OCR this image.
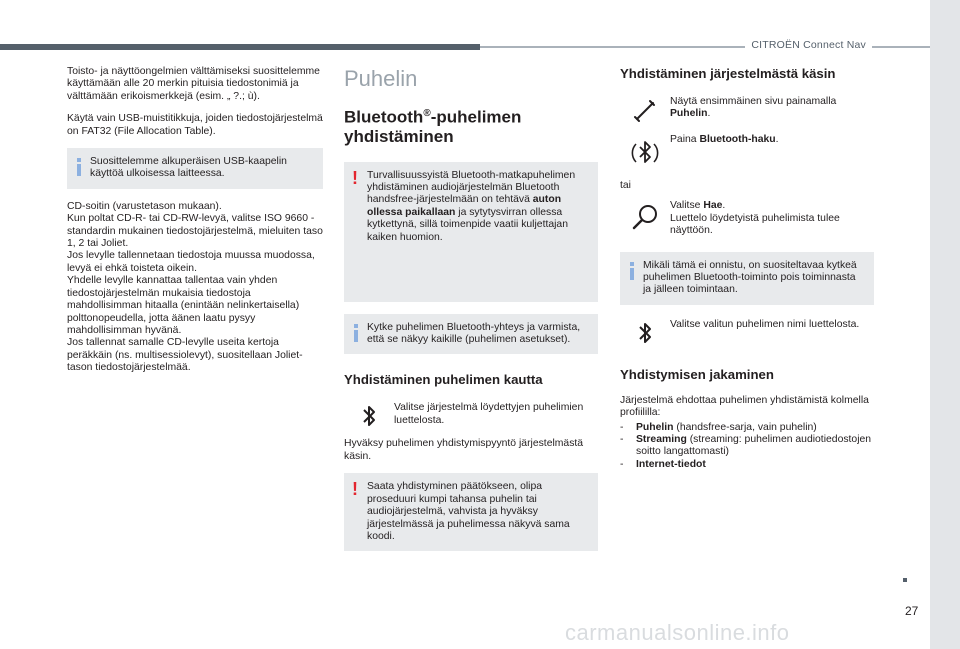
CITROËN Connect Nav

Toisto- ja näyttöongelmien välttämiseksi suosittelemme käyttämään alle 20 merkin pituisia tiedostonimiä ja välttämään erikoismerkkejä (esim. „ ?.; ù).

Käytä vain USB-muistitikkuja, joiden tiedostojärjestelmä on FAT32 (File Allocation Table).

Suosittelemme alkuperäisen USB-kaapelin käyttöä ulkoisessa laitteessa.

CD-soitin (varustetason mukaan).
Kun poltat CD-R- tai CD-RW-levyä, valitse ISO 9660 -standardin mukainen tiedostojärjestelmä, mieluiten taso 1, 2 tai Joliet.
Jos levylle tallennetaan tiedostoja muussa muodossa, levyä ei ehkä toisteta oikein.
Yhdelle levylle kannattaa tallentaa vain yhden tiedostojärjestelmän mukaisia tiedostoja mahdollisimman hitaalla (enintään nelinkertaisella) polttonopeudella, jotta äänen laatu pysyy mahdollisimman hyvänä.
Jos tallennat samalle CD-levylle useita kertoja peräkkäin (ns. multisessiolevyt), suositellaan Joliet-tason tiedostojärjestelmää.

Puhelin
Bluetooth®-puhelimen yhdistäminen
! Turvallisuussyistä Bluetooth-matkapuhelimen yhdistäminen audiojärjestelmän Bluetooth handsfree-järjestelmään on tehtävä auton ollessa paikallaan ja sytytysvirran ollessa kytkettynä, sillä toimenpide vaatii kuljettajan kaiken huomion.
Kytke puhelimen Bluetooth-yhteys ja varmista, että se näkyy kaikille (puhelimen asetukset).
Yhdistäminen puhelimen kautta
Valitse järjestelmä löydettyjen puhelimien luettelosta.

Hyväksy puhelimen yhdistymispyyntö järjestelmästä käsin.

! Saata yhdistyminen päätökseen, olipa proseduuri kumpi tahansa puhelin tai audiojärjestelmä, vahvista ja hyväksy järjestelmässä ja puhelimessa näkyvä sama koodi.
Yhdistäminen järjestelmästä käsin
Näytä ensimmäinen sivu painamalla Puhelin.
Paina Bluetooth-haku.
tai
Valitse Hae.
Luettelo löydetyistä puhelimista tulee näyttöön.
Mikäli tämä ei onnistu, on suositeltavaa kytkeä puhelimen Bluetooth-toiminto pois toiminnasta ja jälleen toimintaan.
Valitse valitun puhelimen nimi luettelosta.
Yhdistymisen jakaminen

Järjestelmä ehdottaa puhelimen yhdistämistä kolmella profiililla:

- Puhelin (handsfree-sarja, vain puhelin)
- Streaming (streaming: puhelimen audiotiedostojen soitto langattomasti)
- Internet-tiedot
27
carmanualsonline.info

*-*-*

◆ **THE REQUEST**: Find all lines with "luettelosta" in them and copy each one.

◆ **ANSWER TO THE TASK**:
Valitse järjestelmä löydettyjen puhelimien luettelosta.
Valitse valitun puhelimen nimi luettelosta.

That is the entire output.